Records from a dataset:

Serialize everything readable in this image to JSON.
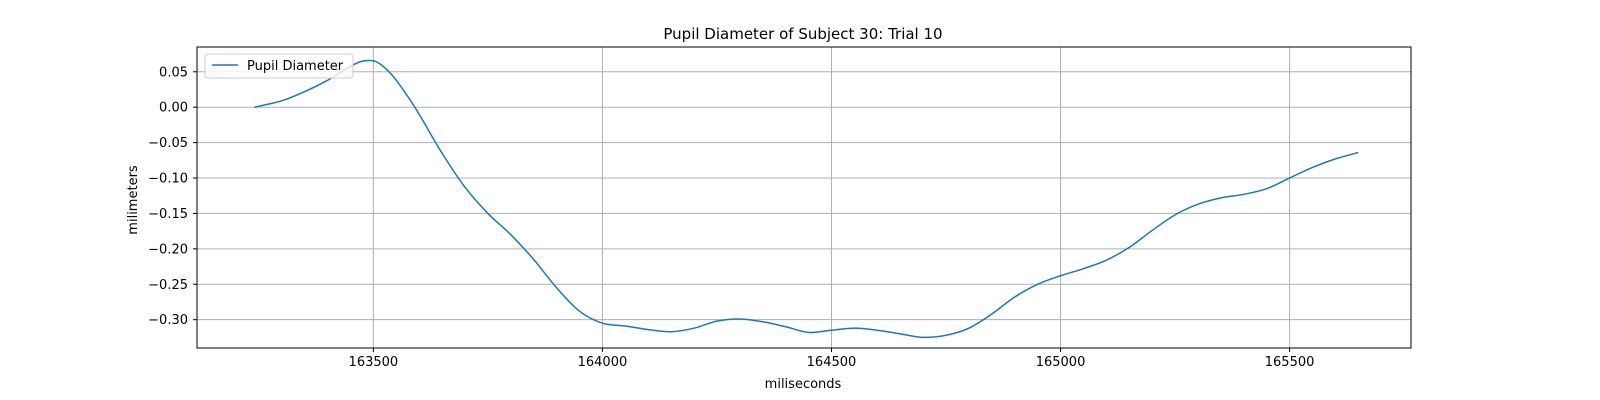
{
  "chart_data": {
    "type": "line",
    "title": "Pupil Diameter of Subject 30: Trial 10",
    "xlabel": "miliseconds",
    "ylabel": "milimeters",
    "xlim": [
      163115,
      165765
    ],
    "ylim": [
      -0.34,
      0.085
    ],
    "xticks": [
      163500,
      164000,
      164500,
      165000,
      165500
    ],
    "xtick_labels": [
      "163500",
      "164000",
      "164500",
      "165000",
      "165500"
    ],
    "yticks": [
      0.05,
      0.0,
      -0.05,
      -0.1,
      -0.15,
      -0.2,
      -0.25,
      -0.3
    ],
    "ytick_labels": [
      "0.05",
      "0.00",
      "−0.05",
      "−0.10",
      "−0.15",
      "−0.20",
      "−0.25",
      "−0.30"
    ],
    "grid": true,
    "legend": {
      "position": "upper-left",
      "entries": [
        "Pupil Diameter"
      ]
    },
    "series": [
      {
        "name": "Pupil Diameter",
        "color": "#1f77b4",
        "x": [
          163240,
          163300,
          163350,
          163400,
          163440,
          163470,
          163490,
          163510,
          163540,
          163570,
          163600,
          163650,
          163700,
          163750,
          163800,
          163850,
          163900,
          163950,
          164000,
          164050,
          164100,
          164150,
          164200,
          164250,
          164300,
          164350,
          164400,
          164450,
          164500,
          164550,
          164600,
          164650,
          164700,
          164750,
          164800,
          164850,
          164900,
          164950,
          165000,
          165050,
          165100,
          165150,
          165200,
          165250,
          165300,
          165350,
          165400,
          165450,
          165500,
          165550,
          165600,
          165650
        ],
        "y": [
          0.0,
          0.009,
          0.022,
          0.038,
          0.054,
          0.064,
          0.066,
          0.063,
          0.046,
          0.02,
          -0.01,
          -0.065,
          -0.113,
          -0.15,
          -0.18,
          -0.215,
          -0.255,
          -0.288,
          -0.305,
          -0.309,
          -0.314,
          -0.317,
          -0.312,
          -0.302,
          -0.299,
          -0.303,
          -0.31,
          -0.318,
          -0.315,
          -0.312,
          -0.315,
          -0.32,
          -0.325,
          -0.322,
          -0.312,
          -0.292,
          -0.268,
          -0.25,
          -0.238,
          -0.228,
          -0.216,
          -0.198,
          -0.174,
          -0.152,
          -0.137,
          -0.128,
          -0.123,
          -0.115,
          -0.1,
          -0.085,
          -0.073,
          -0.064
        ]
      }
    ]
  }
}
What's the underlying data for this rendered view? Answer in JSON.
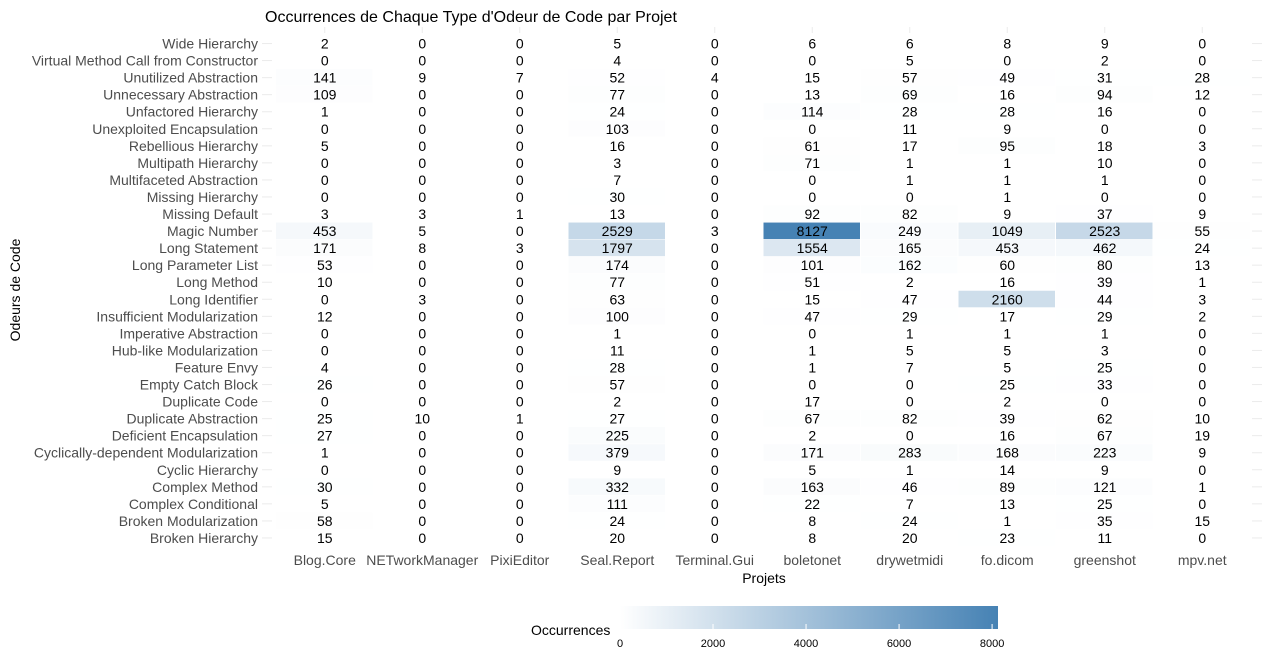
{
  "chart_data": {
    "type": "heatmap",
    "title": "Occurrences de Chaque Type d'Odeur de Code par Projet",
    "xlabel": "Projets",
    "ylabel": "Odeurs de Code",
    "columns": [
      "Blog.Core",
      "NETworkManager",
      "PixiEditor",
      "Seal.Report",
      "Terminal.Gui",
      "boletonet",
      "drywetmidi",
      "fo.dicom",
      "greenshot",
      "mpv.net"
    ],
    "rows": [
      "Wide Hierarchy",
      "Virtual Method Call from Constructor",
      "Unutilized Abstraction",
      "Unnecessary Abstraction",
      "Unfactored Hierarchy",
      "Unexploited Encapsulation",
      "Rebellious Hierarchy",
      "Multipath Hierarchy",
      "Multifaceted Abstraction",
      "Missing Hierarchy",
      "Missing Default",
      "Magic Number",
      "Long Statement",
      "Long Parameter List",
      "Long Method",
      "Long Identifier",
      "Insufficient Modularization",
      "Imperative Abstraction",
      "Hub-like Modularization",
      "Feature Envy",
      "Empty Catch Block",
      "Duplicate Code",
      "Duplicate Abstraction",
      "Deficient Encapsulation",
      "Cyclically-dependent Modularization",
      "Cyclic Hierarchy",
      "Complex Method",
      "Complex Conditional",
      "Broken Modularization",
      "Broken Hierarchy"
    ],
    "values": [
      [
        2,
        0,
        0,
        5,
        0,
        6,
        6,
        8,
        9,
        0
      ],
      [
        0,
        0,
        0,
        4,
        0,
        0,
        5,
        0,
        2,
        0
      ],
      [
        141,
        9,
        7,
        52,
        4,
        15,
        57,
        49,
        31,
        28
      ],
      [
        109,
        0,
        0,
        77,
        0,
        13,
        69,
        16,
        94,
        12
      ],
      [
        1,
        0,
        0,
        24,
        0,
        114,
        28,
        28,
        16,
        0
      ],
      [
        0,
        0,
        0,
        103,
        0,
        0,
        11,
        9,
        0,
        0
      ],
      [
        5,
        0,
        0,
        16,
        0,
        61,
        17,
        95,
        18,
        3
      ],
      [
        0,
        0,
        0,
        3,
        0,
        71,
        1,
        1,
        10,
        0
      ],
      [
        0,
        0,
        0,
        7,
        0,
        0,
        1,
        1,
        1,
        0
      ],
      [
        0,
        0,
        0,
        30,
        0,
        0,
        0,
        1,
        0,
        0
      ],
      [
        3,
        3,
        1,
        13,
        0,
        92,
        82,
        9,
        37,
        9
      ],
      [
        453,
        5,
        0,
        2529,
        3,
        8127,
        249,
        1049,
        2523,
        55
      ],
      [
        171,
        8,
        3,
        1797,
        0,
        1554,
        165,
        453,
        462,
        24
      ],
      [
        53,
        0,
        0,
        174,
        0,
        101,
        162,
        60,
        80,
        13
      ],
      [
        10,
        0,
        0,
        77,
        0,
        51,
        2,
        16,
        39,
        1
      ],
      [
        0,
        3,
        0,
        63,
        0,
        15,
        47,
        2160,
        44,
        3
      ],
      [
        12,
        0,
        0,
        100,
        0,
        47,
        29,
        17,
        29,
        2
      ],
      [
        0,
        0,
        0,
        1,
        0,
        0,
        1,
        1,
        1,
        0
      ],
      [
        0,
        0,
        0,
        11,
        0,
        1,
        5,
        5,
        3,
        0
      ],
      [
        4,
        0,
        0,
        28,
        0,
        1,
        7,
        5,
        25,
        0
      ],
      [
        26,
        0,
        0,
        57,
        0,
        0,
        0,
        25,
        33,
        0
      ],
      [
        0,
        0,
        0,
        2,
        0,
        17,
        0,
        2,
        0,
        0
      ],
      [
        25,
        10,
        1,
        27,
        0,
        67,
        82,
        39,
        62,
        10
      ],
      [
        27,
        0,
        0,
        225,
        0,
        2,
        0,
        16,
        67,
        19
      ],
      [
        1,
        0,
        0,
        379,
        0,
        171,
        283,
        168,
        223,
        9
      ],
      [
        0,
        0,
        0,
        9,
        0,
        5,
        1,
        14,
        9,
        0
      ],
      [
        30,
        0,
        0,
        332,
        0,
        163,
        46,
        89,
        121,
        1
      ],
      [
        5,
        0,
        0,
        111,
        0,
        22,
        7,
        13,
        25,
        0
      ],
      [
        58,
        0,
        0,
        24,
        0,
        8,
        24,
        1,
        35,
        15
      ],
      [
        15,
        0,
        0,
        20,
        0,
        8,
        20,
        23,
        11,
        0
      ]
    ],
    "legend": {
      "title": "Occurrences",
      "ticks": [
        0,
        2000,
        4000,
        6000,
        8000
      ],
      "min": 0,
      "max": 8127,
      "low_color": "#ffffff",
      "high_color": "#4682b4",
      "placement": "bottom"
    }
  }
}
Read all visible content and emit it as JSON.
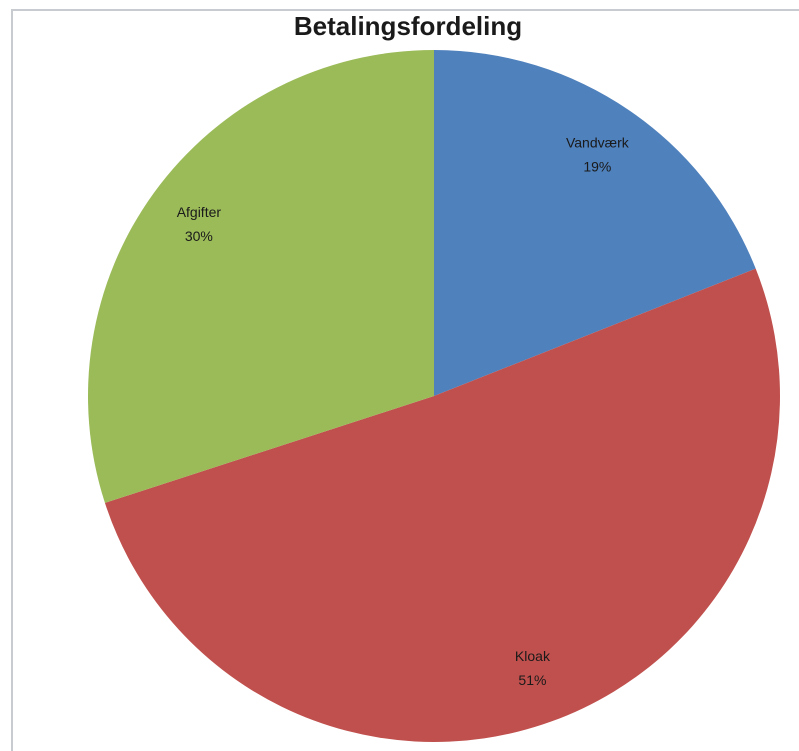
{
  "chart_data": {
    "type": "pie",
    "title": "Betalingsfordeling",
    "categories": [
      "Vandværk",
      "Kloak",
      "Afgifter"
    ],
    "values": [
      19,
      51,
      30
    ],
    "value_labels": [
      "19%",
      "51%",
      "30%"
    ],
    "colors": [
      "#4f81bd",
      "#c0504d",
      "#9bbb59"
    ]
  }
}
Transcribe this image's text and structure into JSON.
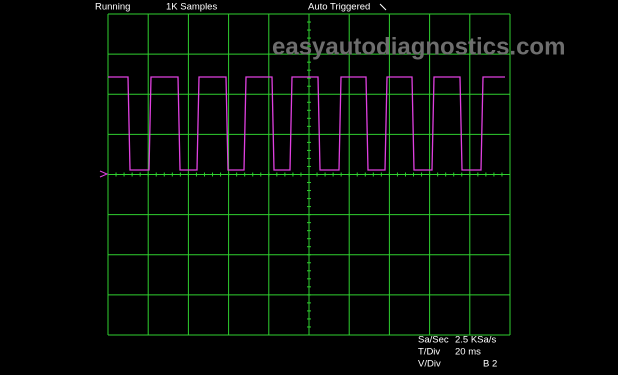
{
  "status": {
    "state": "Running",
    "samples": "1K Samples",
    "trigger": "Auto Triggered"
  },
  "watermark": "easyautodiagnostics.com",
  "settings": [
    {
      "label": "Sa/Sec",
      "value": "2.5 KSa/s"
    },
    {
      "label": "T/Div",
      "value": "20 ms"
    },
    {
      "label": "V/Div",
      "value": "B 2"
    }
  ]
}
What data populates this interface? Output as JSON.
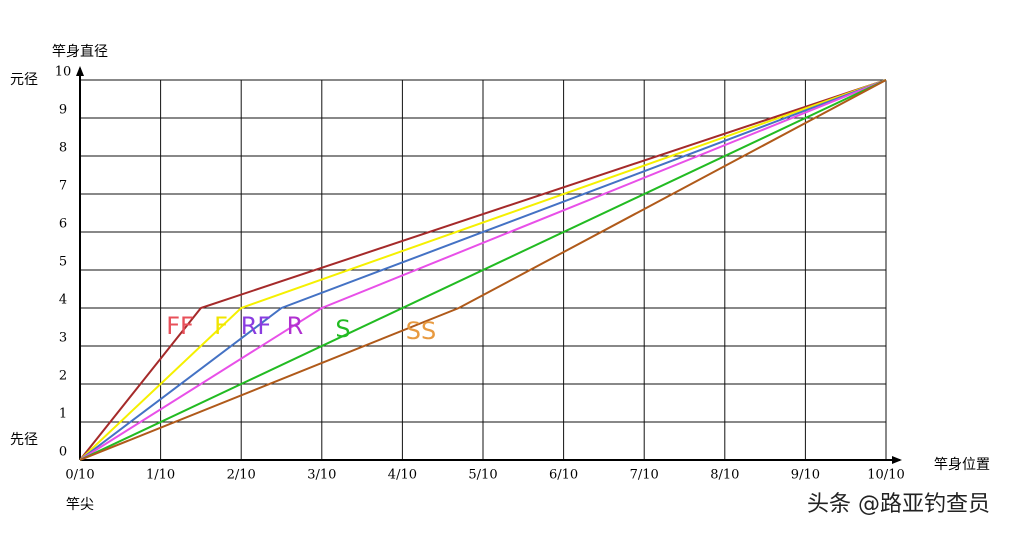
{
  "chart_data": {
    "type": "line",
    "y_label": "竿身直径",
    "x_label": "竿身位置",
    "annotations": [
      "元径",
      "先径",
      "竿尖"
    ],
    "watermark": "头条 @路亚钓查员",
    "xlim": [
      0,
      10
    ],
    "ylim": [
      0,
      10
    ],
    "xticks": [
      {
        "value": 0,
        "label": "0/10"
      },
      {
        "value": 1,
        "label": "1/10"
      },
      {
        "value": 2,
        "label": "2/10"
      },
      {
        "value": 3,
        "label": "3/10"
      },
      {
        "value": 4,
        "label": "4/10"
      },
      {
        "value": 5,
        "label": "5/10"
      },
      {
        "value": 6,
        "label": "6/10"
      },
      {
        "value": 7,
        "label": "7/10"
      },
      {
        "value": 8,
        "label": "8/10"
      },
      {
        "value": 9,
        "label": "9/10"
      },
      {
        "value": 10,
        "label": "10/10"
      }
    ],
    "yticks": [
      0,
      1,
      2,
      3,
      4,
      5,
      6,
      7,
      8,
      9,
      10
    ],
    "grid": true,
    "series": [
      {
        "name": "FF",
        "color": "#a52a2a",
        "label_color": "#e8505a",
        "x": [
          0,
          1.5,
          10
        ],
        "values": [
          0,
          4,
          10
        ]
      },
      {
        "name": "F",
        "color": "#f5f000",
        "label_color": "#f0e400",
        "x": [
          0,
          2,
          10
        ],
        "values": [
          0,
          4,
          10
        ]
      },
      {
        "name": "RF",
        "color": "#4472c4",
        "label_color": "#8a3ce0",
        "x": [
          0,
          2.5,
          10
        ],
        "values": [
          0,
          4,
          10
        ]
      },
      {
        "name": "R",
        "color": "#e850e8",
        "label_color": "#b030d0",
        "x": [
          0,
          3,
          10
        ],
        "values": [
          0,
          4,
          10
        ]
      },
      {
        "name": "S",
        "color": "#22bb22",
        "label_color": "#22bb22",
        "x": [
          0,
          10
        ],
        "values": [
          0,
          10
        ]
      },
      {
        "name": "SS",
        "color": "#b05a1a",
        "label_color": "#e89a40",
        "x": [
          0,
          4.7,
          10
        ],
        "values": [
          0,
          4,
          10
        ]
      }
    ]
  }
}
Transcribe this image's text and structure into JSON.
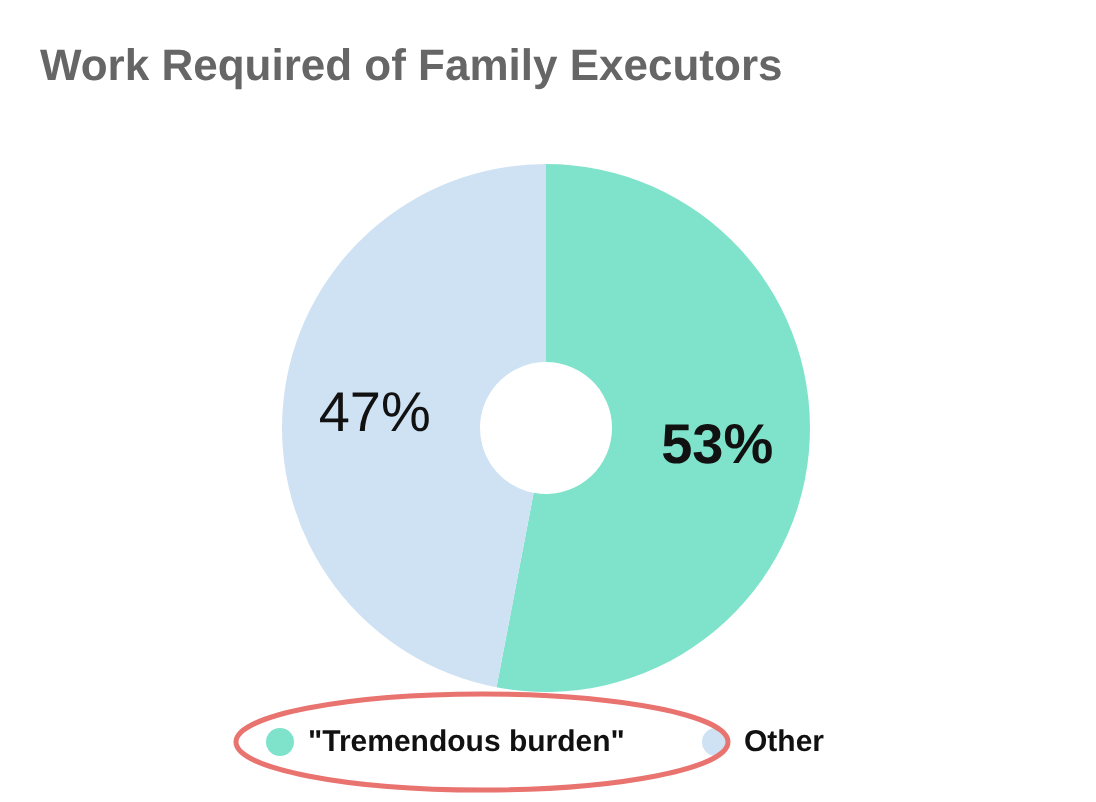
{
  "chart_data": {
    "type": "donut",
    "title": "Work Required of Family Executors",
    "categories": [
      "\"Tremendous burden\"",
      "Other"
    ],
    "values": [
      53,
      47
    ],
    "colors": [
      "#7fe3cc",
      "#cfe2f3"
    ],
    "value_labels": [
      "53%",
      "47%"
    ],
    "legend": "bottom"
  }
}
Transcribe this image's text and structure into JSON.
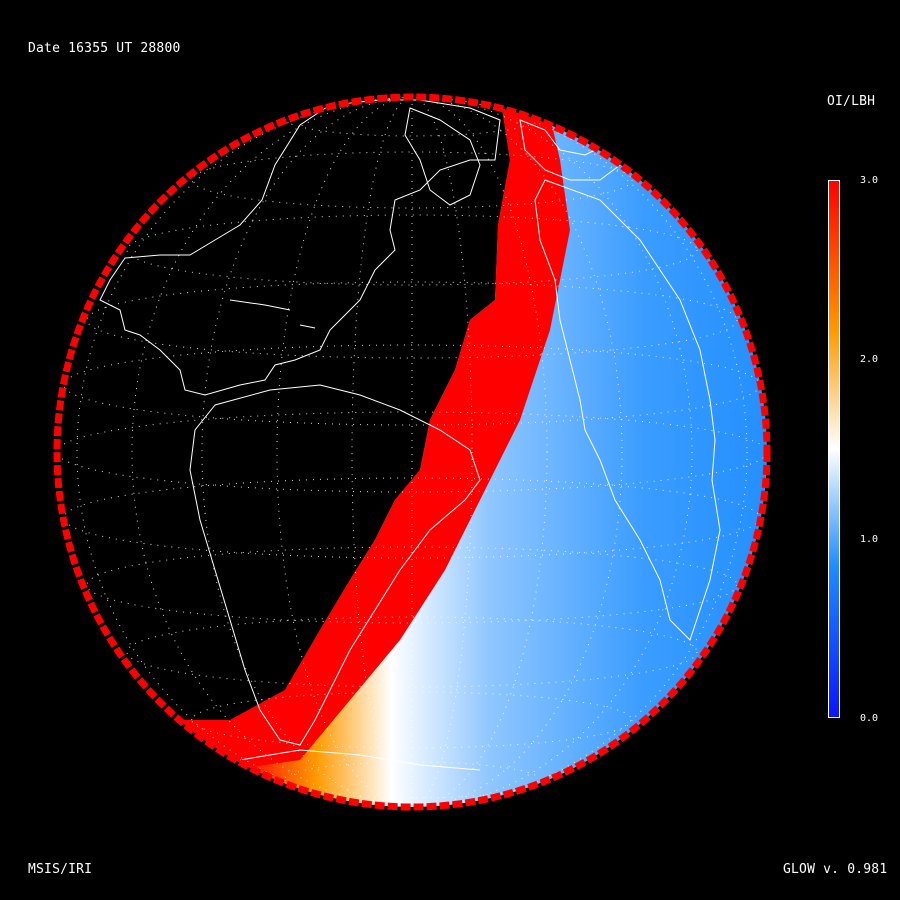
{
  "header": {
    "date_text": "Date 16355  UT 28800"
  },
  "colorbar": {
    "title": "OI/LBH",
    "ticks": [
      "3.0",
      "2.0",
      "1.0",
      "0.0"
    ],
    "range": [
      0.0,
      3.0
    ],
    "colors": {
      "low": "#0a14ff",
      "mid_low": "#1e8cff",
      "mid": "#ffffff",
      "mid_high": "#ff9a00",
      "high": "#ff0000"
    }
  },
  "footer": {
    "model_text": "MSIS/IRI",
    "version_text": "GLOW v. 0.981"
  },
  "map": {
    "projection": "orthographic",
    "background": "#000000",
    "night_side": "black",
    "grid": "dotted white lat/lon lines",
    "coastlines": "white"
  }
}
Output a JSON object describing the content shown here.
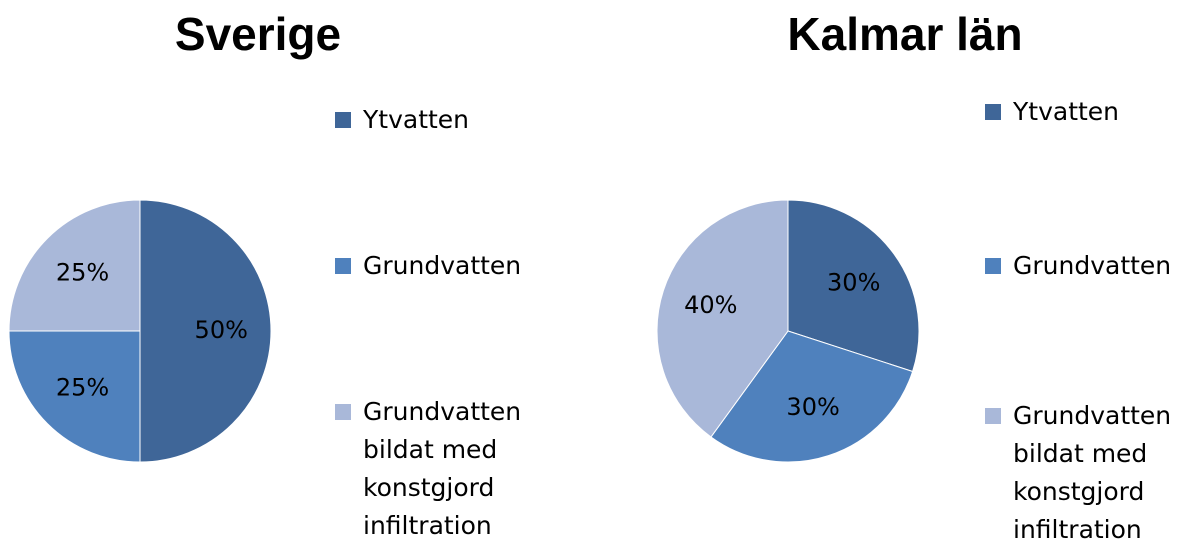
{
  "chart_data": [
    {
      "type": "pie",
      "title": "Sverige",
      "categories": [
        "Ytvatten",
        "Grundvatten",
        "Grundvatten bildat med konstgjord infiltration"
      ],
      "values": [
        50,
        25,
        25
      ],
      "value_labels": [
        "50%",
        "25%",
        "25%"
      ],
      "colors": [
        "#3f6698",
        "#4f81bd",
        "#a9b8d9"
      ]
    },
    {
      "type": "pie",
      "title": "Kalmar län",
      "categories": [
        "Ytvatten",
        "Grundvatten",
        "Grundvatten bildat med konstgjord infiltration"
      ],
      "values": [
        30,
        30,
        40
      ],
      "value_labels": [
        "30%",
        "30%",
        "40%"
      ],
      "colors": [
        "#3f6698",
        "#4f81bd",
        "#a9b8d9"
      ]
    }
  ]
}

_Set exercise:_
Give only the number of lines in the material above that include the word "Duplicate".

_Answer in full:_
2